> **Consegna**
Trascrivi parola per parola il passo dell'articolo sul referendum partendo dalle parole "Calma e gesso, per" e fermandoti dopo le parole "Costituzione, tutto qui.".

> **Testo fornito**
______________________________

Repubblica 6.12.16
L’energia civica che batte l’apatia
di Michele Ainis
ABBIAMO
votato, certo; ma per cosa? Il giorno dopo, non lo sappiamo più.
Giacché i politici si sono trasformati in politologi, inondandoci
d’elucubrazioni contrastanti. Dicono che questo referendum abbia
sconfessato le politiche economiche e fiscali del governo. Che sia
servito a esprimere il disagio dei giovani come dei meridionali, ossia
le due fasce sociali dove il No risulta quasi unanime. Che rappresenti
l’ultima puntata (dopo Brexit e Trump) della rivolta contro
l’establishment. Che segnali un’allerta rispetto agli immigrati. Che
infine valga come una mozione di sfiducia verso il presidente del
Consiglio, come una disapprovazione radicale di tutto il suo operato;
tanto che lui si è dimesso su due piedi.
Calma e gesso, per
favore. L’oggetto del quesito non era il (cattivo) carattere di Renzi,
né il nostro rapporto con l’Europa. Era la Costituzione, tutto qui.
Cambiarla o conservarla. E suona un po’ paradossale la lettura che
interpreta il successo del No come un voto di protesta: chi protesta
vuol modificare l’esistente, in questo caso viceversa l’ha salvato. Poi,
certo, ogni referendum trascende il suo specifico argomento, perché si
gonfia nelle urne, si carica di significati evocativi; dopotutto, la
seconda Repubblica fu battezzata (nel 1991) dal referendum sulla
preferenza unica, cioè su un dettaglio della legge elettorale. Però il
quesito conta, mica si può ignorarlo. Altrimenti ignoreremmo la lezione
che ci impartisce ciascun voto popolare. Specie in quest’ultima vicenda,
dov’era in gioco la qualità della nostra vita democratica. E dove le
lezioni, a conti fatti, sono almeno un paio.

______________________________

> **Dati forniti**
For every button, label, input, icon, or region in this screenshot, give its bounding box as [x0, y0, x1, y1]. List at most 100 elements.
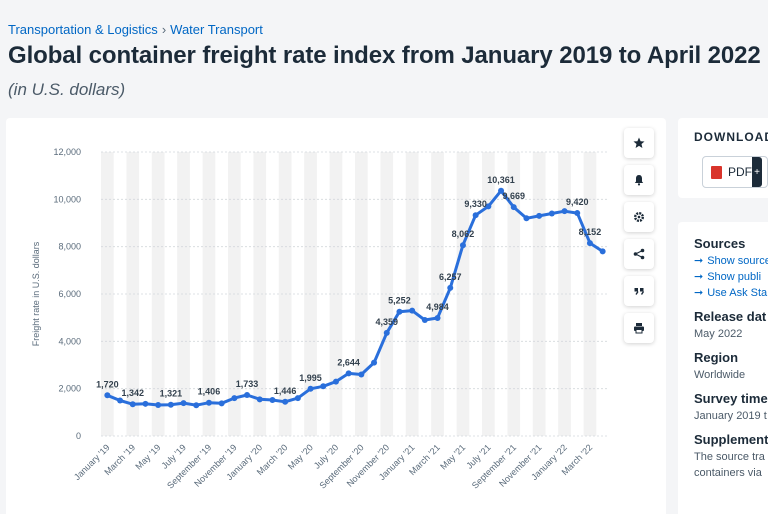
- star-icon: [633, 137, 645, 148]
- release-date-value: May 2022: [694, 328, 743, 340]
- data-point: [142, 400, 149, 407]
- y-tick-label: 10,000: [53, 194, 81, 204]
- favorite-button[interactable]: [624, 128, 654, 158]
- data-point: [434, 315, 441, 322]
- settings-button[interactable]: [624, 202, 654, 232]
- data-point: [396, 308, 403, 315]
- data-label: 2,644: [337, 357, 360, 367]
- breadcrumb: Transportation & Logistics › Water Transpo…: [8, 22, 263, 37]
- column-band: [177, 152, 190, 436]
- data-point: [167, 401, 174, 408]
- data-label: 4,984: [426, 302, 449, 312]
- data-label: 5,252: [388, 296, 411, 306]
- data-point: [231, 395, 238, 402]
- data-label: 4,359: [375, 317, 398, 327]
- survey-time-value: January 2019 t: [694, 410, 767, 422]
- breadcrumb-separator: ›: [161, 22, 167, 37]
- release-date-heading: Release dat: [694, 309, 767, 324]
- data-point: [345, 370, 352, 377]
- column-band: [126, 152, 140, 436]
- data-label: 1,446: [274, 386, 297, 396]
- y-tick-label: 4,000: [58, 336, 81, 346]
- column-band: [482, 152, 495, 436]
- y-tick-label: 6,000: [58, 289, 81, 299]
- breadcrumb-category-link[interactable]: Transportation & Logistics: [8, 22, 158, 37]
- data-label: 1,406: [198, 387, 221, 397]
- y-tick-label: 8,000: [58, 242, 81, 252]
- data-point: [358, 371, 365, 378]
- data-point: [104, 392, 111, 399]
- data-label: 8,062: [452, 229, 475, 239]
- data-point: [472, 212, 479, 219]
- show-publisher-link[interactable]: ➞ Show publi: [694, 271, 762, 283]
- pdf-options-button[interactable]: +: [752, 157, 762, 187]
- data-point: [129, 401, 136, 408]
- cite-button[interactable]: [624, 276, 654, 306]
- share-button[interactable]: [624, 239, 654, 269]
- data-point: [371, 359, 378, 366]
- supplementary-line-2: containers via: [694, 467, 762, 479]
- arrow-right-icon: ➞: [694, 255, 704, 267]
- column-band: [253, 152, 267, 436]
- data-point: [485, 203, 492, 210]
- data-label: 1,342: [121, 388, 144, 398]
- page-title: Global container freight rate index from…: [8, 42, 761, 69]
- data-point: [117, 397, 124, 404]
- data-point: [294, 395, 301, 402]
- info-panel: Sources ➞ Show source ➞ Show publi ➞ Use As…: [678, 222, 768, 514]
- x-tick-label: January '19: [72, 442, 112, 482]
- quote-icon: [634, 288, 645, 295]
- arrow-right-icon: ➞: [694, 287, 704, 299]
- data-label: 9,420: [566, 197, 589, 207]
- breadcrumb-subcategory-link[interactable]: Water Transport: [170, 22, 263, 37]
- column-band: [101, 152, 114, 436]
- x-tick-label: May '20: [286, 442, 315, 471]
- y-tick-label: 2,000: [58, 384, 81, 394]
- y-tick-label: 12,000: [53, 147, 81, 157]
- data-point: [447, 284, 454, 291]
- data-point: [307, 385, 314, 392]
- print-button[interactable]: [624, 313, 654, 343]
- data-label: 9,330: [464, 199, 487, 209]
- download-panel: DOWNLOAD PDF +: [678, 118, 768, 198]
- sources-heading: Sources: [694, 236, 746, 251]
- line-chart: 0 2,000 4,000 6,000 8,000 10,000 12,000 Freight…: [31, 147, 609, 491]
- data-point: [205, 399, 212, 406]
- pdf-file-icon: [711, 165, 722, 179]
- share-icon: [633, 248, 645, 260]
- data-point: [155, 401, 162, 408]
- data-point: [548, 210, 555, 217]
- x-tick-label: May '21: [438, 442, 467, 471]
- data-point: [459, 242, 466, 249]
- data-label: 9,669: [502, 191, 525, 201]
- data-point: [383, 329, 390, 336]
- data-point: [574, 210, 581, 217]
- pdf-label: PDF: [728, 165, 752, 179]
- data-point: [256, 396, 263, 403]
- y-tick-label: 0: [76, 431, 81, 441]
- data-label: 1,720: [96, 379, 119, 389]
- chart-card: 0 2,000 4,000 6,000 8,000 10,000 12,000 Freight…: [6, 118, 666, 514]
- notification-button[interactable]: [624, 165, 654, 195]
- data-point: [269, 397, 276, 404]
- column-band: [202, 152, 216, 436]
- data-point: [218, 400, 225, 407]
- data-point: [599, 248, 606, 255]
- bell-icon: [634, 175, 644, 186]
- chart-toolbar: [624, 128, 660, 350]
- ask-statista-link[interactable]: ➞ Use Ask Sta: [694, 287, 768, 299]
- data-point: [510, 204, 517, 211]
- show-source-link[interactable]: ➞ Show source: [694, 255, 768, 267]
- data-point: [421, 317, 428, 324]
- column-band: [558, 152, 571, 436]
- y-axis-label: Freight rate in U.S. dollars: [31, 241, 41, 346]
- region-heading: Region: [694, 350, 739, 365]
- arrow-right-icon: ➞: [694, 271, 704, 283]
- data-point: [523, 215, 530, 222]
- data-point: [320, 383, 327, 390]
- survey-time-heading: Survey time: [694, 391, 768, 406]
- data-point: [561, 208, 568, 215]
- data-label: 8,152: [579, 227, 602, 237]
- series-line: [106, 189, 604, 407]
- column-band: [329, 152, 343, 436]
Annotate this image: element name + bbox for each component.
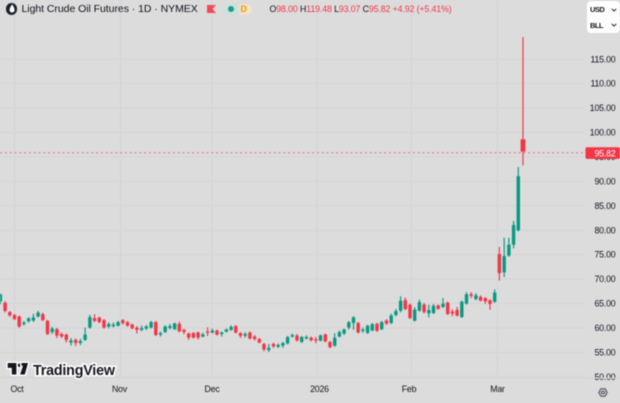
svg-text:60.00: 60.00 xyxy=(594,323,615,333)
svg-text:100.00: 100.00 xyxy=(590,128,616,138)
svg-text:Nov: Nov xyxy=(112,384,128,394)
svg-text:55.00: 55.00 xyxy=(594,347,615,357)
svg-text:2026: 2026 xyxy=(310,384,329,394)
svg-text:70.00: 70.00 xyxy=(594,274,615,284)
svg-text:85.00: 85.00 xyxy=(594,201,615,211)
svg-text:Oct: Oct xyxy=(10,384,24,394)
svg-text:TradingView: TradingView xyxy=(33,363,116,379)
svg-text:90.00: 90.00 xyxy=(594,177,615,187)
svg-text:75.00: 75.00 xyxy=(594,250,615,260)
svg-text:115.00: 115.00 xyxy=(590,54,615,64)
svg-text:Feb: Feb xyxy=(402,384,417,394)
svg-text:Dec: Dec xyxy=(204,384,220,394)
svg-text:50.00: 50.00 xyxy=(594,372,615,382)
svg-text:80.00: 80.00 xyxy=(594,225,615,235)
svg-text:Mar: Mar xyxy=(490,384,505,394)
svg-text:110.00: 110.00 xyxy=(590,79,615,89)
svg-text:65.00: 65.00 xyxy=(594,299,615,309)
svg-text:105.00: 105.00 xyxy=(590,103,616,113)
svg-text:95.82: 95.82 xyxy=(594,149,615,159)
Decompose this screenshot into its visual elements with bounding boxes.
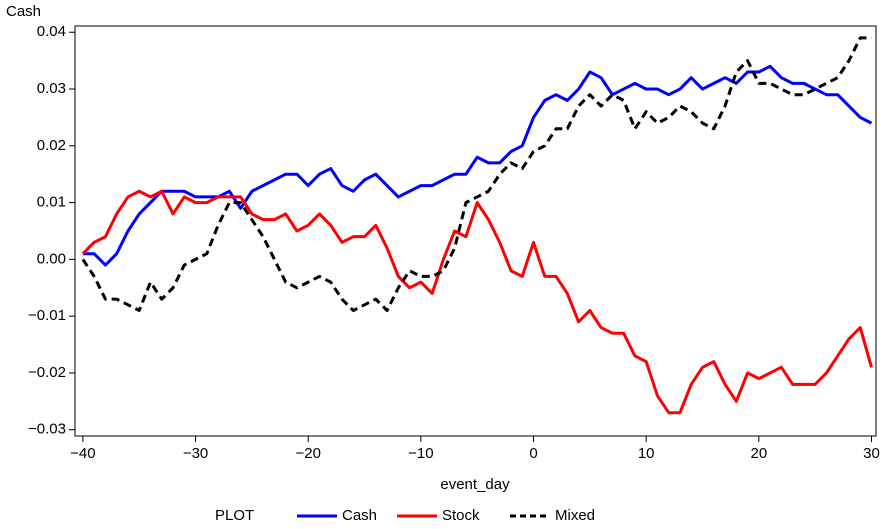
x-tick-label: 0 bbox=[529, 445, 537, 462]
y-tick-label: 0.01 bbox=[37, 194, 66, 211]
x-tick-label: −30 bbox=[183, 445, 208, 462]
data-line bbox=[82, 64, 873, 267]
y-tick-label: 0.02 bbox=[37, 137, 66, 154]
data-line bbox=[81, 189, 873, 415]
y-tick-label: 0.00 bbox=[37, 250, 66, 267]
legend-label: Mixed bbox=[555, 507, 595, 524]
x-tick-label: −20 bbox=[295, 445, 320, 462]
y-tick-label: −0.02 bbox=[28, 364, 66, 381]
x-tick-label: −40 bbox=[70, 445, 95, 462]
x-tick-label: 20 bbox=[750, 445, 767, 462]
x-tick-label: 30 bbox=[863, 445, 880, 462]
y-tick-label: 0.03 bbox=[37, 80, 66, 97]
x-axis-label: event_day bbox=[440, 476, 510, 493]
x-tick-label: 10 bbox=[638, 445, 655, 462]
data-line bbox=[81, 36, 872, 312]
legend-label: Cash bbox=[342, 507, 377, 524]
legend-title: PLOT bbox=[215, 507, 254, 524]
y-tick-label: 0.04 bbox=[37, 23, 66, 40]
x-tick-label: −10 bbox=[408, 445, 433, 462]
legend-label: Stock bbox=[442, 507, 480, 524]
y-tick-label: −0.03 bbox=[28, 421, 66, 438]
y-tick-label: −0.01 bbox=[28, 307, 66, 324]
plot-frame bbox=[74, 25, 877, 437]
y-axis-label: Cash bbox=[6, 3, 41, 20]
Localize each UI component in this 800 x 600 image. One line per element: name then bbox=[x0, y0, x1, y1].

______________________________

> **Soluzione**
Calma e gesso, per
favore. L’oggetto del quesito non era il (cattivo) carattere di Renzi,
né il nostro rapporto con l’Europa. Era la Costituzione, tutto qui.